Items from a dataset:
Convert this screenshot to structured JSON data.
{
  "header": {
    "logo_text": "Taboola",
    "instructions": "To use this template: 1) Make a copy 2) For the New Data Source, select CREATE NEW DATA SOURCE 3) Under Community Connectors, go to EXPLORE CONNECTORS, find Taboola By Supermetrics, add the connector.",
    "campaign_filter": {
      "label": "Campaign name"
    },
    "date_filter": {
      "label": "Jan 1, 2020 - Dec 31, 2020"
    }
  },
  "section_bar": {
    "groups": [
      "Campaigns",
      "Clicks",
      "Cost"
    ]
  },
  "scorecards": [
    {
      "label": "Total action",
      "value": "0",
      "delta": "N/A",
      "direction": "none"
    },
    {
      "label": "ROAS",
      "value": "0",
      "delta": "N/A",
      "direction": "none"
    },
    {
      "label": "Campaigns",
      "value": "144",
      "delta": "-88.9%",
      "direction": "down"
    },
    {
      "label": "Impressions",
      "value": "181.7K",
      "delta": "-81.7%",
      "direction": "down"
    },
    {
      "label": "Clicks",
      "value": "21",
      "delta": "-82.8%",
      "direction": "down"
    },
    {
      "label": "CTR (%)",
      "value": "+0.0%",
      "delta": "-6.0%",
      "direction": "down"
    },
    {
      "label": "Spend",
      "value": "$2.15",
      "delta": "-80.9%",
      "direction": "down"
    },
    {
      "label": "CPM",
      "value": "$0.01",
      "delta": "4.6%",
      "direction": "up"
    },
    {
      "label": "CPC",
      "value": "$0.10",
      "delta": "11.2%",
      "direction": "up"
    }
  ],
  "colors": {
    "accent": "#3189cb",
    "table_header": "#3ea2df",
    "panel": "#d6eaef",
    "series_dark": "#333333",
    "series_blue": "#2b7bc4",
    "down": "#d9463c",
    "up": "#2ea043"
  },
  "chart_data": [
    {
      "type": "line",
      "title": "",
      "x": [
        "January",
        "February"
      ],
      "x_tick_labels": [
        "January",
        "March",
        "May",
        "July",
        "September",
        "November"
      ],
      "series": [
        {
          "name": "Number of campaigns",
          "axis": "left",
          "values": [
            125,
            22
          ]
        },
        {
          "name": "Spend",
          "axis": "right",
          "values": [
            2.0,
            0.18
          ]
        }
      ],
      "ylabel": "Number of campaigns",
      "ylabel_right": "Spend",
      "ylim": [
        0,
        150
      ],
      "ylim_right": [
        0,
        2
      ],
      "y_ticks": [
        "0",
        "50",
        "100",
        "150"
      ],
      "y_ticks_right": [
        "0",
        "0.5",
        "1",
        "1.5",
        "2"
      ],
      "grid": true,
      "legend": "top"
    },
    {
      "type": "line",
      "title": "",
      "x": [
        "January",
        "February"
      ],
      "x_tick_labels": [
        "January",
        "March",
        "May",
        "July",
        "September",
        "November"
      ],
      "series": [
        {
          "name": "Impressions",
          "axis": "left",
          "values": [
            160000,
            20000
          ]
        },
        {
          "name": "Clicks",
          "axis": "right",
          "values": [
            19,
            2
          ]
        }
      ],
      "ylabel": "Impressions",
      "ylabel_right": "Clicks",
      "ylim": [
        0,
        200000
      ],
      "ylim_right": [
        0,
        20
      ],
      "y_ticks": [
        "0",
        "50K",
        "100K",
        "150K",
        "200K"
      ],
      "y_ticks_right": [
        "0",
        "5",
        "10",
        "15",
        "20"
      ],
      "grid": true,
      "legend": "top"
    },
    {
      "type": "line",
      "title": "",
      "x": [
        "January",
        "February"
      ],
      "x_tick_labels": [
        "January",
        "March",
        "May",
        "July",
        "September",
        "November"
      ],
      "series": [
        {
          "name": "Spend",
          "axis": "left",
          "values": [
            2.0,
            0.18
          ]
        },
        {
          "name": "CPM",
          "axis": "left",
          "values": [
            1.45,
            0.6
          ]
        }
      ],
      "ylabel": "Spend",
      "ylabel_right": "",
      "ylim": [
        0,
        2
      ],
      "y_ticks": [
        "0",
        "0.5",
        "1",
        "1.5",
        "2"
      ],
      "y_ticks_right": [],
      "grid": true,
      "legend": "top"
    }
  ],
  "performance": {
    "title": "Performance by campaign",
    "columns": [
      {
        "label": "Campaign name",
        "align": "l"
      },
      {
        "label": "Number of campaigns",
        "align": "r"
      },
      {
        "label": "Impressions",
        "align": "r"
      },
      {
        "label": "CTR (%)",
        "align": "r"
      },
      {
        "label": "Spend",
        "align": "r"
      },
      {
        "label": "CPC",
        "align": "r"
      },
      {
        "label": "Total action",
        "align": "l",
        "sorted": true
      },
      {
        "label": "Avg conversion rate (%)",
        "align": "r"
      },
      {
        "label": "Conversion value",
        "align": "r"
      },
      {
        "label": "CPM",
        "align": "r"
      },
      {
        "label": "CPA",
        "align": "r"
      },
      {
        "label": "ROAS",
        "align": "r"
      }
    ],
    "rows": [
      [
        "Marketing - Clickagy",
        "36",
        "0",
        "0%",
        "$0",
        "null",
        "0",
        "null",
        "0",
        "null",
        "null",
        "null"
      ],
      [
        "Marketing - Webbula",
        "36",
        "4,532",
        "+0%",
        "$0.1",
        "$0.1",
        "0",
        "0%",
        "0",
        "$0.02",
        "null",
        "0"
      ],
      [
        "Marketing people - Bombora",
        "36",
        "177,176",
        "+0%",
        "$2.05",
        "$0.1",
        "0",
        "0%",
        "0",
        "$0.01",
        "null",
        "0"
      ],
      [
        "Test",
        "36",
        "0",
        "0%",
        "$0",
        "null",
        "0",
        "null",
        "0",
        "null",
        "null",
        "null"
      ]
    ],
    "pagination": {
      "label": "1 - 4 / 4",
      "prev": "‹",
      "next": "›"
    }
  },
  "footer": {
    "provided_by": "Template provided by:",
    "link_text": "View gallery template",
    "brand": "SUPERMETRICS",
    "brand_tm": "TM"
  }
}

## INSTRUCTION
Transcribe the material exactly as it reads.

## SOLUTION FOR THIS PROBLEM
Convert this screenshot to structured JSON data.
{
  "header": {
    "logo_text": "Taboola",
    "instructions": "To use this template: 1) Make a copy 2) For the New Data Source, select CREATE NEW DATA SOURCE 3) Under Community Connectors, go to EXPLORE CONNECTORS, find Taboola By Supermetrics, add the connector.",
    "campaign_filter": {
      "label": "Campaign name"
    },
    "date_filter": {
      "label": "Jan 1, 2020 - Dec 31, 2020"
    }
  },
  "section_bar": {
    "groups": [
      "Campaigns",
      "Clicks",
      "Cost"
    ]
  },
  "scorecards": [
    {
      "label": "Total action",
      "value": "0",
      "delta": "N/A",
      "direction": "none"
    },
    {
      "label": "ROAS",
      "value": "0",
      "delta": "N/A",
      "direction": "none"
    },
    {
      "label": "Campaigns",
      "value": "144",
      "delta": "-88.9%",
      "direction": "down"
    },
    {
      "label": "Impressions",
      "value": "181.7K",
      "delta": "-81.7%",
      "direction": "down"
    },
    {
      "label": "Clicks",
      "value": "21",
      "delta": "-82.8%",
      "direction": "down"
    },
    {
      "label": "CTR (%)",
      "value": "+0.0%",
      "delta": "-6.0%",
      "direction": "down"
    },
    {
      "label": "Spend",
      "value": "$2.15",
      "delta": "-80.9%",
      "direction": "down"
    },
    {
      "label": "CPM",
      "value": "$0.01",
      "delta": "4.6%",
      "direction": "up"
    },
    {
      "label": "CPC",
      "value": "$0.10",
      "delta": "11.2%",
      "direction": "up"
    }
  ],
  "colors": {
    "accent": "#3189cb",
    "table_header": "#3ea2df",
    "panel": "#d6eaef",
    "series_dark": "#333333",
    "series_blue": "#2b7bc4",
    "down": "#d9463c",
    "up": "#2ea043"
  },
  "chart_data": [
    {
      "type": "line",
      "title": "",
      "x": [
        "January",
        "February"
      ],
      "x_tick_labels": [
        "January",
        "March",
        "May",
        "July",
        "September",
        "November"
      ],
      "series": [
        {
          "name": "Number of campaigns",
          "axis": "left",
          "values": [
            125,
            22
          ]
        },
        {
          "name": "Spend",
          "axis": "right",
          "values": [
            2.0,
            0.18
          ]
        }
      ],
      "ylabel": "Number of campaigns",
      "ylabel_right": "Spend",
      "ylim": [
        0,
        150
      ],
      "ylim_right": [
        0,
        2
      ],
      "y_ticks": [
        "0",
        "50",
        "100",
        "150"
      ],
      "y_ticks_right": [
        "0",
        "0.5",
        "1",
        "1.5",
        "2"
      ],
      "grid": true,
      "legend": "top"
    },
    {
      "type": "line",
      "title": "",
      "x": [
        "January",
        "February"
      ],
      "x_tick_labels": [
        "January",
        "March",
        "May",
        "July",
        "September",
        "November"
      ],
      "series": [
        {
          "name": "Impressions",
          "axis": "left",
          "values": [
            160000,
            20000
          ]
        },
        {
          "name": "Clicks",
          "axis": "right",
          "values": [
            19,
            2
          ]
        }
      ],
      "ylabel": "Impressions",
      "ylabel_right": "Clicks",
      "ylim": [
        0,
        200000
      ],
      "ylim_right": [
        0,
        20
      ],
      "y_ticks": [
        "0",
        "50K",
        "100K",
        "150K",
        "200K"
      ],
      "y_ticks_right": [
        "0",
        "5",
        "10",
        "15",
        "20"
      ],
      "grid": true,
      "legend": "top"
    },
    {
      "type": "line",
      "title": "",
      "x": [
        "January",
        "February"
      ],
      "x_tick_labels": [
        "January",
        "March",
        "May",
        "July",
        "September",
        "November"
      ],
      "series": [
        {
          "name": "Spend",
          "axis": "left",
          "values": [
            2.0,
            0.18
          ]
        },
        {
          "name": "CPM",
          "axis": "left",
          "values": [
            1.45,
            0.6
          ]
        }
      ],
      "ylabel": "Spend",
      "ylabel_right": "",
      "ylim": [
        0,
        2
      ],
      "y_ticks": [
        "0",
        "0.5",
        "1",
        "1.5",
        "2"
      ],
      "y_ticks_right": [],
      "grid": true,
      "legend": "top"
    }
  ],
  "performance": {
    "title": "Performance by campaign",
    "columns": [
      {
        "label": "Campaign name",
        "align": "l"
      },
      {
        "label": "Number of campaigns",
        "align": "r"
      },
      {
        "label": "Impressions",
        "align": "r"
      },
      {
        "label": "CTR (%)",
        "align": "r"
      },
      {
        "label": "Spend",
        "align": "r"
      },
      {
        "label": "CPC",
        "align": "r"
      },
      {
        "label": "Total action",
        "align": "l",
        "sorted": true
      },
      {
        "label": "Avg conversion rate (%)",
        "align": "r"
      },
      {
        "label": "Conversion value",
        "align": "r"
      },
      {
        "label": "CPM",
        "align": "r"
      },
      {
        "label": "CPA",
        "align": "r"
      },
      {
        "label": "ROAS",
        "align": "r"
      }
    ],
    "rows": [
      [
        "Marketing - Clickagy",
        "36",
        "0",
        "0%",
        "$0",
        "null",
        "0",
        "null",
        "0",
        "null",
        "null",
        "null"
      ],
      [
        "Marketing - Webbula",
        "36",
        "4,532",
        "+0%",
        "$0.1",
        "$0.1",
        "0",
        "0%",
        "0",
        "$0.02",
        "null",
        "0"
      ],
      [
        "Marketing people - Bombora",
        "36",
        "177,176",
        "+0%",
        "$2.05",
        "$0.1",
        "0",
        "0%",
        "0",
        "$0.01",
        "null",
        "0"
      ],
      [
        "Test",
        "36",
        "0",
        "0%",
        "$0",
        "null",
        "0",
        "null",
        "0",
        "null",
        "null",
        "null"
      ]
    ],
    "pagination": {
      "label": "1 - 4 / 4",
      "prev": "‹",
      "next": "›"
    }
  },
  "footer": {
    "provided_by": "Template provided by:",
    "link_text": "View gallery template",
    "brand": "SUPERMETRICS",
    "brand_tm": "TM"
  }
}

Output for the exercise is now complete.